[Task to complete] Output the material word for word. Leave each picture out.
[START Records to use]
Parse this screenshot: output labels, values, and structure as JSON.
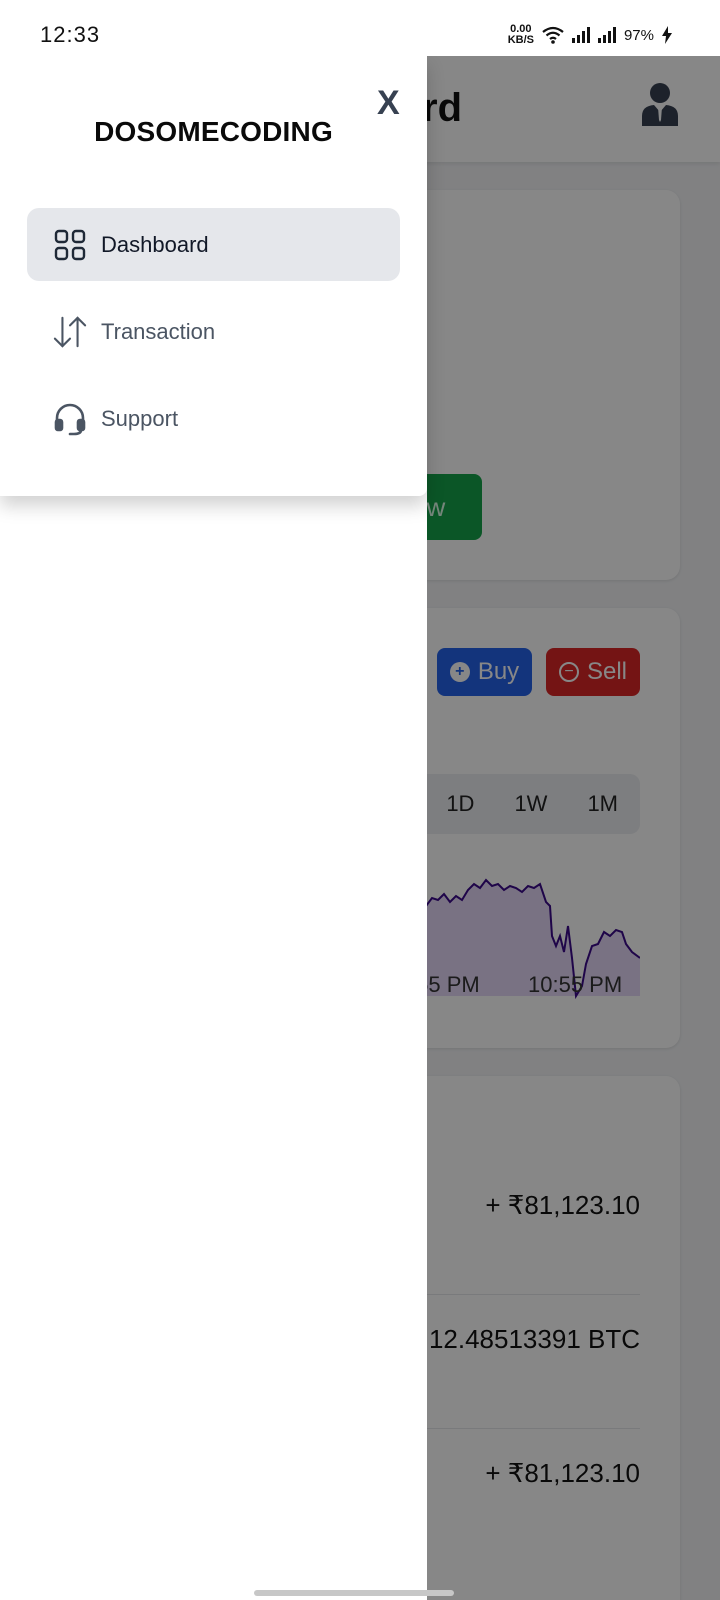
{
  "status_bar": {
    "time": "12:33",
    "net_speed_value": "0.00",
    "net_speed_unit": "KB/S",
    "battery": "97%"
  },
  "drawer": {
    "brand": "DOSOMECODING",
    "close_label": "X",
    "items": [
      {
        "label": "Dashboard",
        "icon": "grid-icon",
        "active": true
      },
      {
        "label": "Transaction",
        "icon": "arrows-up-down-icon",
        "active": false
      },
      {
        "label": "Support",
        "icon": "headset-icon",
        "active": false
      }
    ]
  },
  "background": {
    "header_title_visible": "rd",
    "withdraw_label_visible": "aw",
    "buy_label": "Buy",
    "sell_label": "Sell",
    "ranges": [
      "1D",
      "1W",
      "1M"
    ],
    "chart_time_labels": [
      ":55 PM",
      "10:55 PM"
    ],
    "rows": [
      {
        "value": "+ ₹81,123.10"
      },
      {
        "value": "12.48513391 BTC"
      },
      {
        "value": "+ ₹81,123.10"
      }
    ],
    "colors": {
      "withdraw": "#16a34a",
      "buy": "#2563eb",
      "sell": "#dc2626",
      "chart_line": "#3b0a8a"
    }
  }
}
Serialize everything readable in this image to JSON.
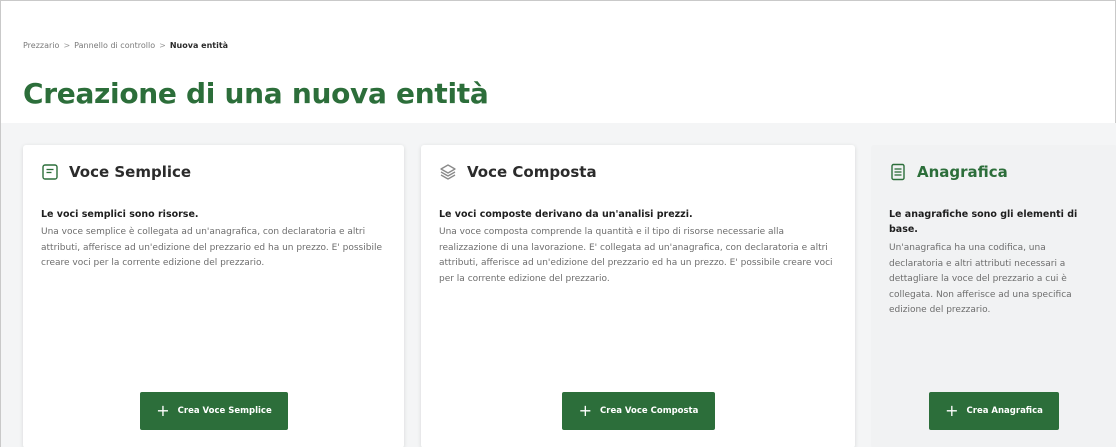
{
  "breadcrumb": {
    "items": [
      "Prezzario",
      "Pannello di controllo",
      "Nuova entità"
    ],
    "separator": ">"
  },
  "page": {
    "title": "Creazione di una nuova entità"
  },
  "colors": {
    "brand_green": "#2c6e3a",
    "card_grey": "#f1f2f3"
  },
  "cards": [
    {
      "icon": "document-lines-icon",
      "title": "Voce Semplice",
      "lead": "Le voci semplici sono risorse.",
      "body": "Una voce semplice è collegata ad un'anagrafica, con declaratoria e altri attributi, afferisce ad un'edizione del prezzario ed ha un prezzo. E' possibile creare voci per la corrente edizione del prezzario.",
      "button": "Crea Voce Semplice"
    },
    {
      "icon": "layers-icon",
      "title": "Voce Composta",
      "lead": "Le voci composte derivano da un'analisi prezzi.",
      "body": "Una voce composta comprende la quantità e il tipo di risorse necessarie alla realizzazione di una lavorazione. E' collegata ad un'anagrafica, con declaratoria e altri attributi, afferisce ad un'edizione del prezzario ed ha un prezzo. E' possibile creare voci per la corrente edizione del prezzario.",
      "button": "Crea Voce Composta"
    },
    {
      "icon": "list-document-icon",
      "title": "Anagrafica",
      "lead": "Le anagrafiche sono gli elementi di base.",
      "body": "Un'anagrafica ha una codifica, una declaratoria e altri attributi necessari a dettagliare la voce del prezzario a cui è collegata. Non afferisce ad una specifica edizione del prezzario.",
      "button": "Crea Anagrafica"
    }
  ]
}
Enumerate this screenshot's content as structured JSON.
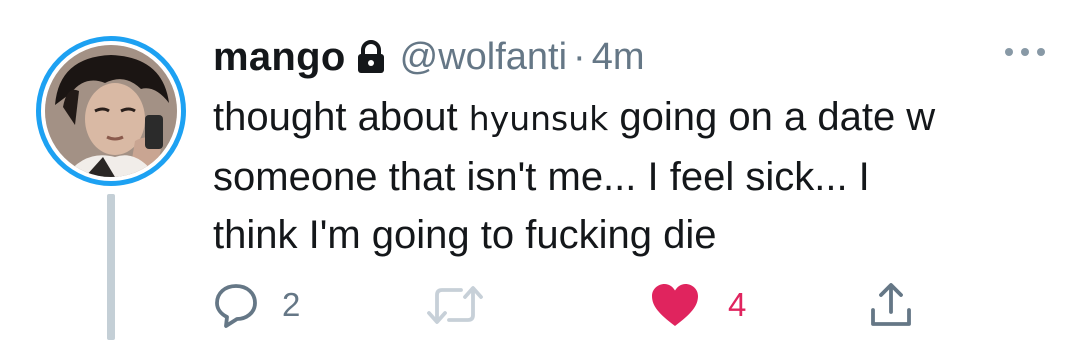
{
  "tweet": {
    "display_name": "mango",
    "handle": "@wolfanti",
    "separator": "·",
    "time": "4m",
    "text_lines": [
      {
        "before": "thought about ",
        "name": "hyunsuk",
        "after": " going on a date w"
      },
      "someone that isn't me... I feel sick... I",
      "think I'm going to fucking die"
    ]
  },
  "actions": {
    "reply_count": "2",
    "like_count": "4"
  },
  "icons": {
    "lock": "lock-icon",
    "more": "more-dots-icon",
    "reply": "reply-bubble-icon",
    "retweet": "retweet-icon",
    "like": "heart-icon",
    "share": "share-icon"
  },
  "colors": {
    "accent_blue": "#1da1f2",
    "like_red": "#e0245e",
    "muted_gray": "#657786",
    "text": "#14171a",
    "thread_line": "#c4cfd6"
  }
}
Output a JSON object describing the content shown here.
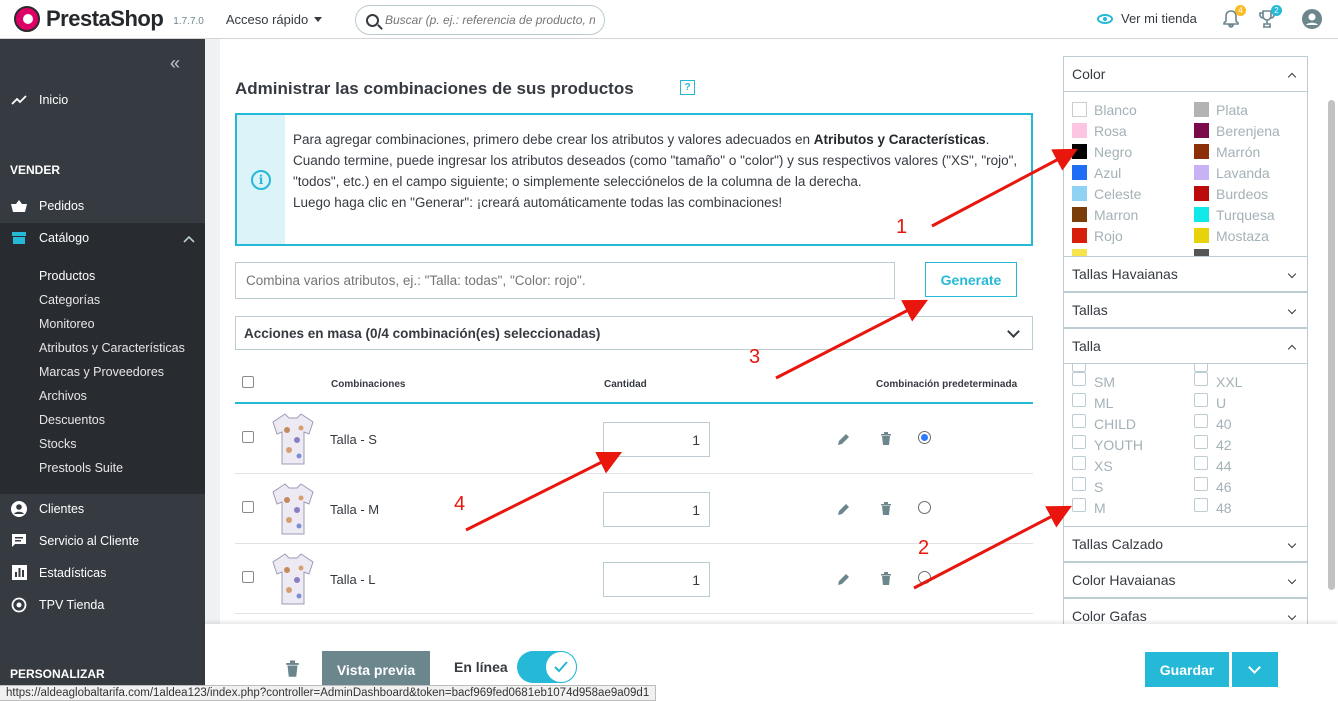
{
  "header": {
    "brand": "PrestaShop",
    "version": "1.7.7.0",
    "quick_access": "Acceso rápido",
    "search_placeholder": "Buscar (p. ej.: referencia de producto, no",
    "view_store": "Ver mi tienda",
    "notif_count": "4",
    "trophy_count": "2"
  },
  "sidebar": {
    "collapse": "«",
    "home": "Inicio",
    "section_sell": "VENDER",
    "orders": "Pedidos",
    "catalog": "Catálogo",
    "catalog_items": [
      "Productos",
      "Categorías",
      "Monitoreo",
      "Atributos y Características",
      "Marcas y Proveedores",
      "Archivos",
      "Descuentos",
      "Stocks",
      "Prestools Suite"
    ],
    "customers": "Clientes",
    "customer_service": "Servicio al Cliente",
    "stats": "Estadísticas",
    "pos": "TPV Tienda",
    "section_customize": "PERSONALIZAR"
  },
  "main": {
    "title": "Administrar las combinaciones de sus productos",
    "help": "?",
    "info_line1": "Para agregar combinaciones, primero debe crear los atributos y valores adecuados en ",
    "info_link": "Atributos y Características",
    "info_line1_end": ".",
    "info_line2": "Cuando termine, puede ingresar los atributos deseados (como \"tamaño\" o \"color\") y sus respectivos valores (\"XS\", \"rojo\", \"todos\", etc.) en el campo siguiente; o simplemente selecciónelos de la columna de la derecha.",
    "info_line3": "Luego haga clic en \"Generar\": ¡creará automáticamente todas las combinaciones!",
    "combine_placeholder": "Combina varios atributos, ej.: \"Talla: todas\", \"Color: rojo\".",
    "generate": "Generate",
    "bulk_actions": "Acciones en masa (0/4 combinación(es) seleccionadas)",
    "col_combinations": "Combinaciones",
    "col_quantity": "Cantidad",
    "col_default": "Combinación predeterminada",
    "rows": [
      {
        "label": "Talla - S",
        "qty": "1",
        "default": true
      },
      {
        "label": "Talla - M",
        "qty": "1",
        "default": false
      },
      {
        "label": "Talla - L",
        "qty": "1",
        "default": false
      }
    ]
  },
  "right_panel": {
    "color_title": "Color",
    "colors_left": [
      {
        "name": "Blanco",
        "hex": "#ffffff"
      },
      {
        "name": "Rosa",
        "hex": "#fcc6e2"
      },
      {
        "name": "Negro",
        "hex": "#000000"
      },
      {
        "name": "Azul",
        "hex": "#1e6ef5"
      },
      {
        "name": "Celeste",
        "hex": "#8fd2f4"
      },
      {
        "name": "Marron",
        "hex": "#7a3d09"
      },
      {
        "name": "Rojo",
        "hex": "#d71e0b"
      }
    ],
    "colors_right": [
      {
        "name": "Plata",
        "hex": "#b3b3b3"
      },
      {
        "name": "Berenjena",
        "hex": "#7a0a49"
      },
      {
        "name": "Marrón",
        "hex": "#8c2e07"
      },
      {
        "name": "Lavanda",
        "hex": "#c6b2f5"
      },
      {
        "name": "Burdeos",
        "hex": "#bc0b0b"
      },
      {
        "name": "Turquesa",
        "hex": "#11e8e8"
      },
      {
        "name": "Mostaza",
        "hex": "#e8d20b"
      }
    ],
    "tallas_havaianas": "Tallas Havaianas",
    "tallas": "Tallas",
    "talla": "Talla",
    "talla_left": [
      "SM",
      "ML",
      "CHILD",
      "YOUTH",
      "XS",
      "S",
      "M"
    ],
    "talla_right": [
      "XXL",
      "U",
      "40",
      "42",
      "44",
      "46",
      "48"
    ],
    "tallas_calzado": "Tallas Calzado",
    "color_havaianas": "Color Havaianas",
    "color_gafas": "Color Gafas"
  },
  "footer": {
    "preview": "Vista previa",
    "online": "En línea",
    "save": "Guardar"
  },
  "status_url": "https://aldeaglobaltarifa.com/1aldea123/index.php?controller=AdminDashboard&token=bacf969fed0681eb1074d958ae9a09d1",
  "annotations": [
    "1",
    "2",
    "3",
    "4"
  ],
  "colors": {
    "accent": "#25b9d7",
    "sidebar": "#363a41",
    "arrow": "#e8160c"
  }
}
[END Records to use]
[The result]
Parse this screenshot: output labels, values, and structure as JSON.
{
  "status_bar": {
    "time": "12:33",
    "net_speed_value": "0.00",
    "net_speed_unit": "KB/S",
    "battery": "97%"
  },
  "drawer": {
    "brand": "DOSOMECODING",
    "close_label": "X",
    "items": [
      {
        "label": "Dashboard",
        "icon": "grid-icon",
        "active": true
      },
      {
        "label": "Transaction",
        "icon": "arrows-up-down-icon",
        "active": false
      },
      {
        "label": "Support",
        "icon": "headset-icon",
        "active": false
      }
    ]
  },
  "background": {
    "header_title_visible": "rd",
    "withdraw_label_visible": "aw",
    "buy_label": "Buy",
    "sell_label": "Sell",
    "ranges": [
      "1D",
      "1W",
      "1M"
    ],
    "chart_time_labels": [
      ":55 PM",
      "10:55 PM"
    ],
    "rows": [
      {
        "value": "+ ₹81,123.10"
      },
      {
        "value": "12.48513391 BTC"
      },
      {
        "value": "+ ₹81,123.10"
      }
    ],
    "colors": {
      "withdraw": "#16a34a",
      "buy": "#2563eb",
      "sell": "#dc2626",
      "chart_line": "#3b0a8a"
    }
  }
}
Serialize everything readable in this image to JSON.
{
  "breadcrumb": {
    "items": [
      "Prezzario",
      "Pannello di controllo",
      "Nuova entità"
    ],
    "separator": ">"
  },
  "page": {
    "title": "Creazione di una nuova entità"
  },
  "colors": {
    "brand_green": "#2c6e3a",
    "card_grey": "#f1f2f3"
  },
  "cards": [
    {
      "icon": "document-lines-icon",
      "title": "Voce Semplice",
      "lead": "Le voci semplici sono risorse.",
      "body": "Una voce semplice è collegata ad un'anagrafica, con declaratoria e altri attributi, afferisce ad un'edizione del prezzario ed ha un prezzo. E' possibile creare voci per la corrente edizione del prezzario.",
      "button": "Crea Voce Semplice"
    },
    {
      "icon": "layers-icon",
      "title": "Voce Composta",
      "lead": "Le voci composte derivano da un'analisi prezzi.",
      "body": "Una voce composta comprende la quantità e il tipo di risorse necessarie alla realizzazione di una lavorazione. E' collegata ad un'anagrafica, con declaratoria e altri attributi, afferisce ad un'edizione del prezzario ed ha un prezzo. E' possibile creare voci per la corrente edizione del prezzario.",
      "button": "Crea Voce Composta"
    },
    {
      "icon": "list-document-icon",
      "title": "Anagrafica",
      "lead": "Le anagrafiche sono gli elementi di base.",
      "body": "Un'anagrafica ha una codifica, una declaratoria e altri attributi necessari a dettagliare la voce del prezzario a cui è collegata. Non afferisce ad una specifica edizione del prezzario.",
      "button": "Crea Anagrafica"
    }
  ]
}
Enumerate this screenshot's content as structured JSON.
{
  "tweet": {
    "display_name": "mango",
    "handle": "@wolfanti",
    "separator": "·",
    "time": "4m",
    "text_lines": [
      {
        "before": "thought about ",
        "name": "hyunsuk",
        "after": " going on a date w"
      },
      "someone that isn't me... I feel sick... I",
      "think I'm going to fucking die"
    ]
  },
  "actions": {
    "reply_count": "2",
    "like_count": "4"
  },
  "icons": {
    "lock": "lock-icon",
    "more": "more-dots-icon",
    "reply": "reply-bubble-icon",
    "retweet": "retweet-icon",
    "like": "heart-icon",
    "share": "share-icon"
  },
  "colors": {
    "accent_blue": "#1da1f2",
    "like_red": "#e0245e",
    "muted_gray": "#657786",
    "text": "#14171a",
    "thread_line": "#c4cfd6"
  }
}
Output a JSON object describing the content shown here.
{
  "header": {
    "brand": "PrestaShop",
    "version": "1.7.7.0",
    "quick_access": "Acceso rápido",
    "search_placeholder": "Buscar (p. ej.: referencia de producto, no",
    "view_store": "Ver mi tienda",
    "notif_count": "4",
    "trophy_count": "2"
  },
  "sidebar": {
    "collapse": "«",
    "home": "Inicio",
    "section_sell": "VENDER",
    "orders": "Pedidos",
    "catalog": "Catálogo",
    "catalog_items": [
      "Productos",
      "Categorías",
      "Monitoreo",
      "Atributos y Características",
      "Marcas y Proveedores",
      "Archivos",
      "Descuentos",
      "Stocks",
      "Prestools Suite"
    ],
    "customers": "Clientes",
    "customer_service": "Servicio al Cliente",
    "stats": "Estadísticas",
    "pos": "TPV Tienda",
    "section_customize": "PERSONALIZAR"
  },
  "main": {
    "title": "Administrar las combinaciones de sus productos",
    "help": "?",
    "info_line1": "Para agregar combinaciones, primero debe crear los atributos y valores adecuados en ",
    "info_link": "Atributos y Características",
    "info_line1_end": ".",
    "info_line2": "Cuando termine, puede ingresar los atributos deseados (como \"tamaño\" o \"color\") y sus respectivos valores (\"XS\", \"rojo\", \"todos\", etc.) en el campo siguiente; o simplemente selecciónelos de la columna de la derecha.",
    "info_line3": "Luego haga clic en \"Generar\": ¡creará automáticamente todas las combinaciones!",
    "combine_placeholder": "Combina varios atributos, ej.: \"Talla: todas\", \"Color: rojo\".",
    "generate": "Generate",
    "bulk_actions": "Acciones en masa (0/4 combinación(es) seleccionadas)",
    "col_combinations": "Combinaciones",
    "col_quantity": "Cantidad",
    "col_default": "Combinación predeterminada",
    "rows": [
      {
        "label": "Talla - S",
        "qty": "1",
        "default": true
      },
      {
        "label": "Talla - M",
        "qty": "1",
        "default": false
      },
      {
        "label": "Talla - L",
        "qty": "1",
        "default": false
      }
    ]
  },
  "right_panel": {
    "color_title": "Color",
    "colors_left": [
      {
        "name": "Blanco",
        "hex": "#ffffff"
      },
      {
        "name": "Rosa",
        "hex": "#fcc6e2"
      },
      {
        "name": "Negro",
        "hex": "#000000"
      },
      {
        "name": "Azul",
        "hex": "#1e6ef5"
      },
      {
        "name": "Celeste",
        "hex": "#8fd2f4"
      },
      {
        "name": "Marron",
        "hex": "#7a3d09"
      },
      {
        "name": "Rojo",
        "hex": "#d71e0b"
      }
    ],
    "colors_right": [
      {
        "name": "Plata",
        "hex": "#b3b3b3"
      },
      {
        "name": "Berenjena",
        "hex": "#7a0a49"
      },
      {
        "name": "Marrón",
        "hex": "#8c2e07"
      },
      {
        "name": "Lavanda",
        "hex": "#c6b2f5"
      },
      {
        "name": "Burdeos",
        "hex": "#bc0b0b"
      },
      {
        "name": "Turquesa",
        "hex": "#11e8e8"
      },
      {
        "name": "Mostaza",
        "hex": "#e8d20b"
      }
    ],
    "tallas_havaianas": "Tallas Havaianas",
    "tallas": "Tallas",
    "talla": "Talla",
    "talla_left": [
      "SM",
      "ML",
      "CHILD",
      "YOUTH",
      "XS",
      "S",
      "M"
    ],
    "talla_right": [
      "XXL",
      "U",
      "40",
      "42",
      "44",
      "46",
      "48"
    ],
    "tallas_calzado": "Tallas Calzado",
    "color_havaianas": "Color Havaianas",
    "color_gafas": "Color Gafas"
  },
  "footer": {
    "preview": "Vista previa",
    "online": "En línea",
    "save": "Guardar"
  },
  "status_url": "https://aldeaglobaltarifa.com/1aldea123/index.php?controller=AdminDashboard&token=bacf969fed0681eb1074d958ae9a09d1",
  "annotations": [
    "1",
    "2",
    "3",
    "4"
  ],
  "colors": {
    "accent": "#25b9d7",
    "sidebar": "#363a41",
    "arrow": "#e8160c"
  }
}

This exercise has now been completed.